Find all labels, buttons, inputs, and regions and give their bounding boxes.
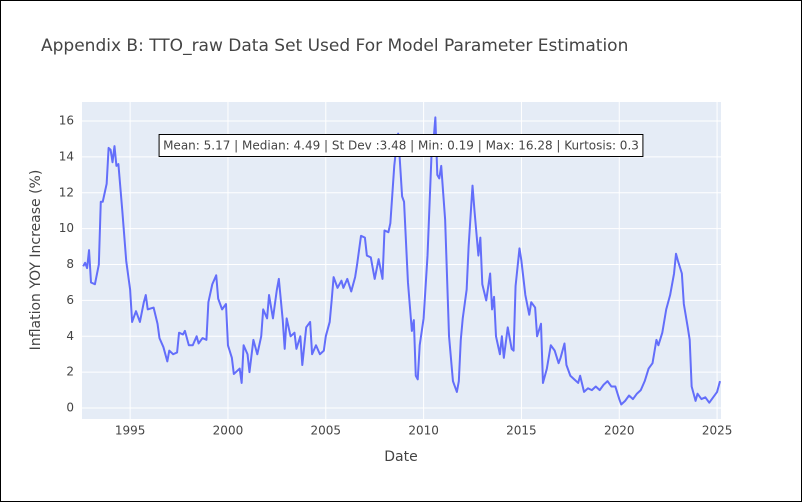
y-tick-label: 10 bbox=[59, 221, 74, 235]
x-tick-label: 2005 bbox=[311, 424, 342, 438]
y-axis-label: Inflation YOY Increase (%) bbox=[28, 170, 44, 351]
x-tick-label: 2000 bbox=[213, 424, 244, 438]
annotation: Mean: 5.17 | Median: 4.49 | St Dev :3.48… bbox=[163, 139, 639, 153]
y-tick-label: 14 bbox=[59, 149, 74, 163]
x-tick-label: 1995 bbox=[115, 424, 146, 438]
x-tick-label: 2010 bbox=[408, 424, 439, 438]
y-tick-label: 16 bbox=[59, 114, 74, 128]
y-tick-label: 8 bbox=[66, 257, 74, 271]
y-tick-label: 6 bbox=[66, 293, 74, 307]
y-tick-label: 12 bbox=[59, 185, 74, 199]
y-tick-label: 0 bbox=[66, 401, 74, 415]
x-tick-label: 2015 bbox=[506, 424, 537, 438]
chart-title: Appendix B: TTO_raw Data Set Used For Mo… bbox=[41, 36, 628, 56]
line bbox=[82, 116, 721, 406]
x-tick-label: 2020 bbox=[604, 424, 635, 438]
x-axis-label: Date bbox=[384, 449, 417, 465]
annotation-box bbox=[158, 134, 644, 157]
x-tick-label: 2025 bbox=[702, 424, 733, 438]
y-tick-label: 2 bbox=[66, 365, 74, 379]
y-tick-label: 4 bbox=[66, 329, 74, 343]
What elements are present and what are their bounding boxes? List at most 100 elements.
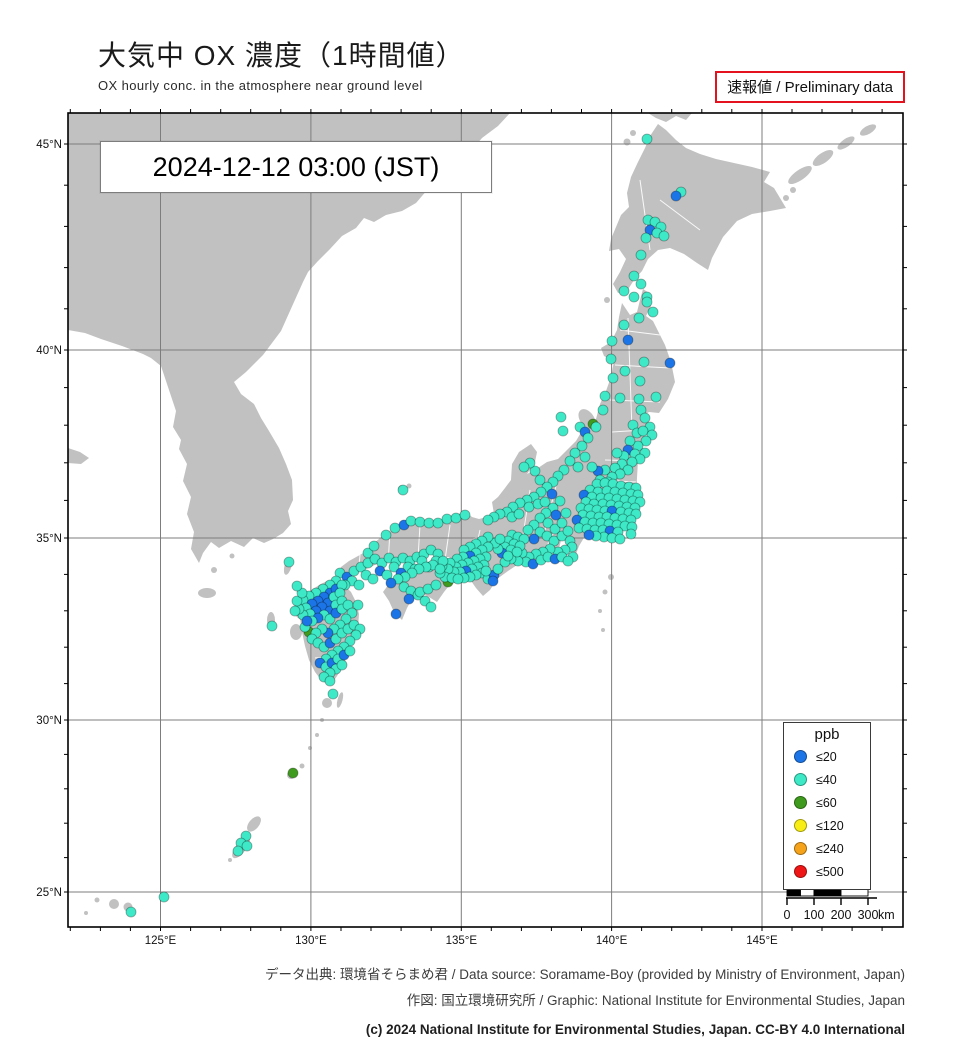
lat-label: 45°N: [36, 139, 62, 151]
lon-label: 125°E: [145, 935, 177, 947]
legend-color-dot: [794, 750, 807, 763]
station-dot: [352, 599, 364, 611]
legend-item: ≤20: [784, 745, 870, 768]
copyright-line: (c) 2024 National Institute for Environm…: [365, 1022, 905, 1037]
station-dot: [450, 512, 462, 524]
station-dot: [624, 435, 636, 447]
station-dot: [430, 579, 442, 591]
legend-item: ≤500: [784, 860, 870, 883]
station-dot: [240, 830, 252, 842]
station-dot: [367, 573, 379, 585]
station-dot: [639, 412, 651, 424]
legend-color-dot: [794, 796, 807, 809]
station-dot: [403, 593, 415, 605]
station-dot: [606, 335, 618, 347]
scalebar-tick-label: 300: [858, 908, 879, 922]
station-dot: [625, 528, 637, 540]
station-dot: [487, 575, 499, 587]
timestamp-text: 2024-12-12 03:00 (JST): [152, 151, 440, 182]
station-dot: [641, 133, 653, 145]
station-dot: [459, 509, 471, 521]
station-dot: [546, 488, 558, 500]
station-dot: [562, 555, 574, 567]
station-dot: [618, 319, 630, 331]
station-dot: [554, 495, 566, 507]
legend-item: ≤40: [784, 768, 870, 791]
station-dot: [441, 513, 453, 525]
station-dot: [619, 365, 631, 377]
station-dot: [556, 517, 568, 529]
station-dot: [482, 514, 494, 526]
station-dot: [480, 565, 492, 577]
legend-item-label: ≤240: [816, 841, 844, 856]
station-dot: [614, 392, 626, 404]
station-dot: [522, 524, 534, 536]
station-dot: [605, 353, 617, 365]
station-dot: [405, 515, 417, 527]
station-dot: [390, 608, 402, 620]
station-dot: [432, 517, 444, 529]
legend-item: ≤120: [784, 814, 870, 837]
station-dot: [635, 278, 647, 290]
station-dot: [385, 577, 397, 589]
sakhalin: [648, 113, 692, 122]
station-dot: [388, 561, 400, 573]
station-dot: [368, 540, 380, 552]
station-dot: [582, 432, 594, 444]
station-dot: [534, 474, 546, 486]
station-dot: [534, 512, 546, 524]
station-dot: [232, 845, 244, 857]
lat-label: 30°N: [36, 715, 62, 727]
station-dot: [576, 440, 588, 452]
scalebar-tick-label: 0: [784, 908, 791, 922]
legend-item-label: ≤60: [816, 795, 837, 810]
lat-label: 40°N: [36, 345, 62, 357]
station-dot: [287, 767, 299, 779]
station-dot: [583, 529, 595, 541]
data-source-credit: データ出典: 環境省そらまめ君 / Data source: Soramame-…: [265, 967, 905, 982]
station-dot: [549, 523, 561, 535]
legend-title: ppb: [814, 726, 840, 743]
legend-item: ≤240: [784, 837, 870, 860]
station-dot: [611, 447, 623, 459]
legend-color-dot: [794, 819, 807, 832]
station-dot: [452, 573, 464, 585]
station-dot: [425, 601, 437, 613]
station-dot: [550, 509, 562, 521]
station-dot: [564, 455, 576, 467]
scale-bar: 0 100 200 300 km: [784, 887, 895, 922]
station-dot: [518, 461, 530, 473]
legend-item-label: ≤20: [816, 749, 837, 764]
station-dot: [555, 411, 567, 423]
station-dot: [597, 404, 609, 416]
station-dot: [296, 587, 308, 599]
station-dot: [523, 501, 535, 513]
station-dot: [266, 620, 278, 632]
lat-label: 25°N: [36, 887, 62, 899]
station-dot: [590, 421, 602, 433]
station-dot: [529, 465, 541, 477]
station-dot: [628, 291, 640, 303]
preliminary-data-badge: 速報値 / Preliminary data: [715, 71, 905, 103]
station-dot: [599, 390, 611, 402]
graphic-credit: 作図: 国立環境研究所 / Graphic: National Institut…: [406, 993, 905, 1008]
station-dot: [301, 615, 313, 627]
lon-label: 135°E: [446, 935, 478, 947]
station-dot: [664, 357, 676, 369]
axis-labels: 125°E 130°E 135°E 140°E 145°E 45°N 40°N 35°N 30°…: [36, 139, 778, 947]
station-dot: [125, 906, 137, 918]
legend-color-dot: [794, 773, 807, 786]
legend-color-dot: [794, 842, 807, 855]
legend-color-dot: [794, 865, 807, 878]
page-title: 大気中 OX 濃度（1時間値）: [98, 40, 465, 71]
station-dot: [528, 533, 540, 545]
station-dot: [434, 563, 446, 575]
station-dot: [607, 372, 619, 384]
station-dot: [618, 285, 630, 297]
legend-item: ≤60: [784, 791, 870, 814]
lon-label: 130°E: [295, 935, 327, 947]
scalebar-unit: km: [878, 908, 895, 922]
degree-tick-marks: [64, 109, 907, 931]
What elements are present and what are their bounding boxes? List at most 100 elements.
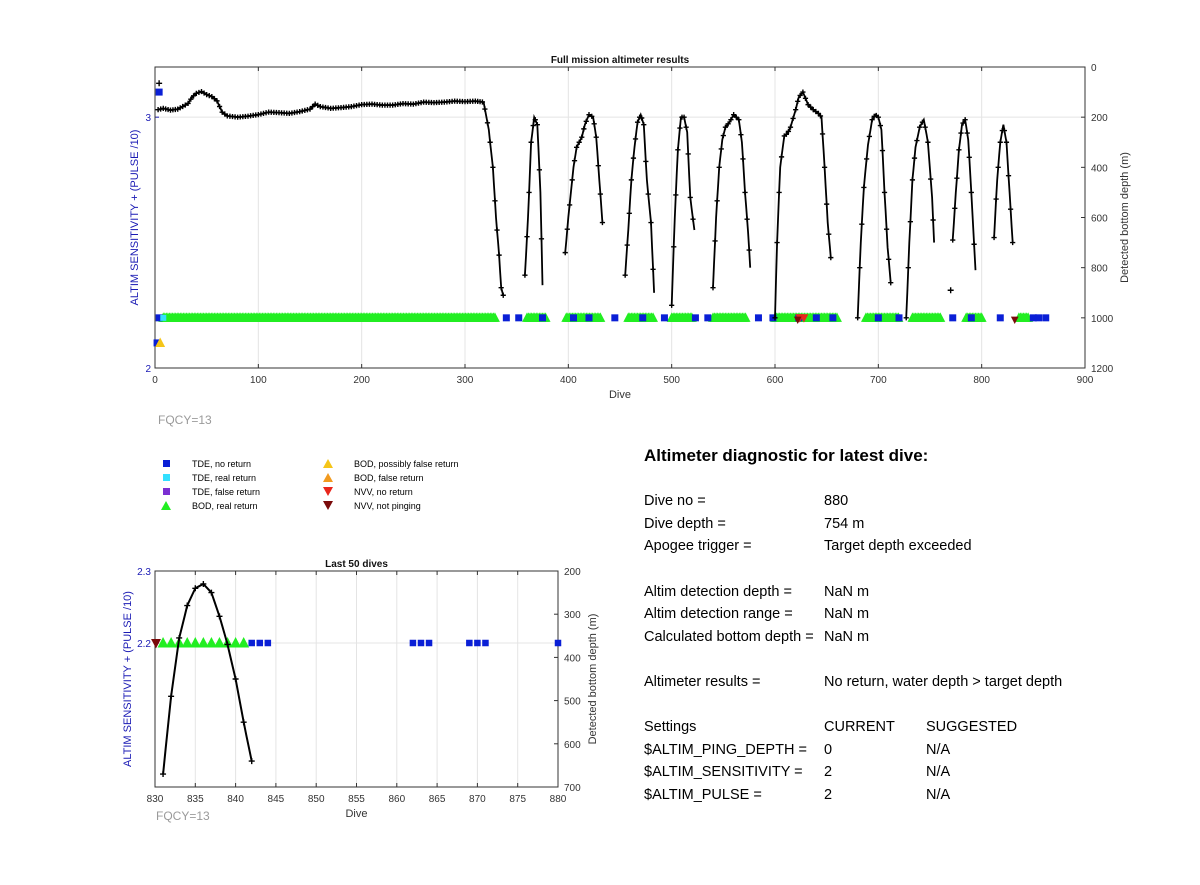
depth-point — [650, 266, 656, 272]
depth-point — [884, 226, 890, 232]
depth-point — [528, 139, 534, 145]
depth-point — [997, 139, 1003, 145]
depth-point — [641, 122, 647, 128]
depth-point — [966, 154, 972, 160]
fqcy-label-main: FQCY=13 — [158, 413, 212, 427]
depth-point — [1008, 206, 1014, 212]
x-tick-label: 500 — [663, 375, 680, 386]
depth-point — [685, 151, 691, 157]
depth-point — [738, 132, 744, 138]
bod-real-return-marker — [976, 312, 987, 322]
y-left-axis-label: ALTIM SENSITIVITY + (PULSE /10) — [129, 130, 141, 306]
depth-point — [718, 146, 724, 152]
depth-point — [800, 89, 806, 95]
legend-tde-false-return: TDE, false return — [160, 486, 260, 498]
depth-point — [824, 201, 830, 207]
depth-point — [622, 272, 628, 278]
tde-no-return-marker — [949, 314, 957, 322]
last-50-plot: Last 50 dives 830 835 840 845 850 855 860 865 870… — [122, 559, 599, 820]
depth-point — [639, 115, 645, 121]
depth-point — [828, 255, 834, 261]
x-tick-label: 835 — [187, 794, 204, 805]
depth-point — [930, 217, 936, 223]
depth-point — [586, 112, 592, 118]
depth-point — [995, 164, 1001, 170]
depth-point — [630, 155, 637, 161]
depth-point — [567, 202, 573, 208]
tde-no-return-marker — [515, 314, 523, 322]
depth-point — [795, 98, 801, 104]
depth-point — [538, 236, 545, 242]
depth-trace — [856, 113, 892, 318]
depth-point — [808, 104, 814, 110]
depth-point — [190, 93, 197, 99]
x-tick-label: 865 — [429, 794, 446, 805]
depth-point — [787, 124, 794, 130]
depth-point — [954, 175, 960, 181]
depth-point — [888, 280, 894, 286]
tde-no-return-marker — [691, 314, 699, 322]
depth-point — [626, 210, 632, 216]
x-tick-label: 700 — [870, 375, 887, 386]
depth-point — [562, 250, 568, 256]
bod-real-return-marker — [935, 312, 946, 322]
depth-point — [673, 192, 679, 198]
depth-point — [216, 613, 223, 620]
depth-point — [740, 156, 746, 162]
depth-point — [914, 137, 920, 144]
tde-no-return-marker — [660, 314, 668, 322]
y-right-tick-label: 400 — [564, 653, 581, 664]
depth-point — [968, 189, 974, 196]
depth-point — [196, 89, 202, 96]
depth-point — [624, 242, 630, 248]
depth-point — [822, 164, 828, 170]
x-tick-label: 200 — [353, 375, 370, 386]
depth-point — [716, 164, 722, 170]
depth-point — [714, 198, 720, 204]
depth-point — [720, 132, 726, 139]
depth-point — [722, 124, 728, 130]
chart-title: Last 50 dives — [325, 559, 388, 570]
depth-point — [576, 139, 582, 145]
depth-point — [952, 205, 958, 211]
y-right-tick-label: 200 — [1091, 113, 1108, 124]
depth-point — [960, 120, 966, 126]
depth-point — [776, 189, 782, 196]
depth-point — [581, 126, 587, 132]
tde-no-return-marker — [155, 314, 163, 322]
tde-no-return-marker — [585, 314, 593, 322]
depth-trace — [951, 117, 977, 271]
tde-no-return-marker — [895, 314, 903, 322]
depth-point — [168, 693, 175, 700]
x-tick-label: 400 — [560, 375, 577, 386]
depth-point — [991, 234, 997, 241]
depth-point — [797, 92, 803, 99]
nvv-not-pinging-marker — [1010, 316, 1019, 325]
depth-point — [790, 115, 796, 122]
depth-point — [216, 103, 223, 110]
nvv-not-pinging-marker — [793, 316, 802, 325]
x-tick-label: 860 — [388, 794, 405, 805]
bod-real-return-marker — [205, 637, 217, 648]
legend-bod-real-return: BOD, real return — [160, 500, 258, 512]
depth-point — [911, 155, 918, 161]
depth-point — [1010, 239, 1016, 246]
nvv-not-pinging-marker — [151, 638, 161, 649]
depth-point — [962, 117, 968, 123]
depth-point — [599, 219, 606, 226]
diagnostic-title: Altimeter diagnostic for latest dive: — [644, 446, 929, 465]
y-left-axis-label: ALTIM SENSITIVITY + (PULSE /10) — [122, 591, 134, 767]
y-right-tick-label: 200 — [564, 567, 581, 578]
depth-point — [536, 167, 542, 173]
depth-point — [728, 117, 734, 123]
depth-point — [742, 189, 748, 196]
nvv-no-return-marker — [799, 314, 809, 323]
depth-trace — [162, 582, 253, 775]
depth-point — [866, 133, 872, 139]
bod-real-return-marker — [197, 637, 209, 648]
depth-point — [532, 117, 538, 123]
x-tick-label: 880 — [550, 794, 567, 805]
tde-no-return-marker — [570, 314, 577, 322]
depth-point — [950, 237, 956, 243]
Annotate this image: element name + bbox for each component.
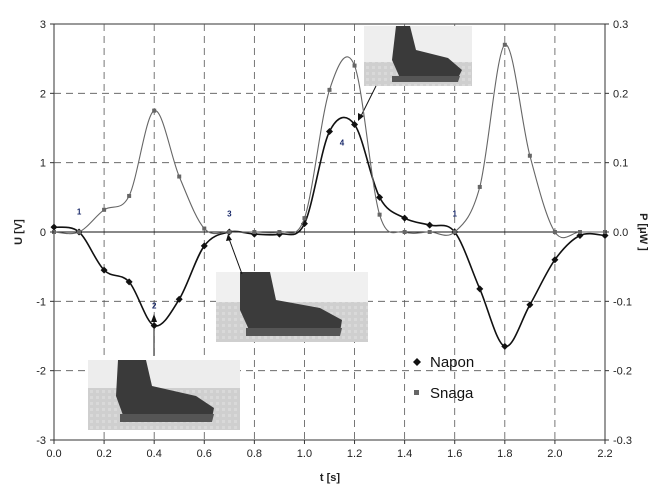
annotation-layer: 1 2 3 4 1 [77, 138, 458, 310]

•••••

## Exercise details
Revise everything from "lat-label: 45°N: [36, 139, 62, 151]" down to "station-dot: [576, 440, 588, 452]" by changing "station-dot" to "station-marker", and reproduce those lines with nothing else altered.

## Task solution
lat-label: 45°N: [36, 139, 62, 151]
lon-label: 125°E: [145, 935, 177, 947]
legend-color-dot: [794, 750, 807, 763]
station-marker: [352, 599, 364, 611]
legend-item: ≤20: [784, 745, 870, 768]
copyright-line: (c) 2024 National Institute for Environm…: [365, 1022, 905, 1037]
station-marker: [450, 512, 462, 524]
station-marker: [624, 435, 636, 447]
station-marker: [430, 579, 442, 591]
legend-item: ≤500: [784, 860, 870, 883]
station-marker: [240, 830, 252, 842]
station-marker: [367, 573, 379, 585]
station-marker: [639, 412, 651, 424]
legend-color-dot: [794, 796, 807, 809]
station-marker: [403, 593, 415, 605]
station-marker: [606, 335, 618, 347]
scalebar-tick-label: 300: [858, 908, 879, 922]
station-marker: [625, 528, 637, 540]
station-marker: [487, 575, 499, 587]
timestamp-text: 2024-12-12 03:00 (JST): [152, 151, 440, 182]
station-marker: [641, 133, 653, 145]
station-marker: [459, 509, 471, 521]
station-marker: [546, 488, 558, 500]
station-marker: [562, 555, 574, 567]
station-marker: [618, 319, 630, 331]
station-marker: [554, 495, 566, 507]
legend-item: ≤40: [784, 768, 870, 791]
station-marker: [441, 513, 453, 525]
station-marker: [619, 365, 631, 377]
station-marker: [556, 517, 568, 529]
station-marker: [482, 514, 494, 526]
station-marker: [480, 565, 492, 577]
legend-item-label: ≤240: [816, 841, 844, 856]
station-marker: [614, 392, 626, 404]
station-marker: [522, 524, 534, 536]
station-marker: [605, 353, 617, 365]
station-marker: [405, 515, 417, 527]
station-marker: [390, 608, 402, 620]
station-marker: [432, 517, 444, 529]
legend-item: ≤120: [784, 814, 870, 837]
station-marker: [635, 278, 647, 290]
station-marker: [385, 577, 397, 589]
sakhalin: [648, 113, 692, 122]
station-marker: [388, 561, 400, 573]
station-marker: [368, 540, 380, 552]
station-marker: [582, 432, 594, 444]
station-marker: [534, 474, 546, 486]
station-marker: [534, 512, 546, 524]
station-marker: [232, 845, 244, 857]
lat-label: 30°N: [36, 715, 62, 727]
station-marker: [576, 440, 588, 452]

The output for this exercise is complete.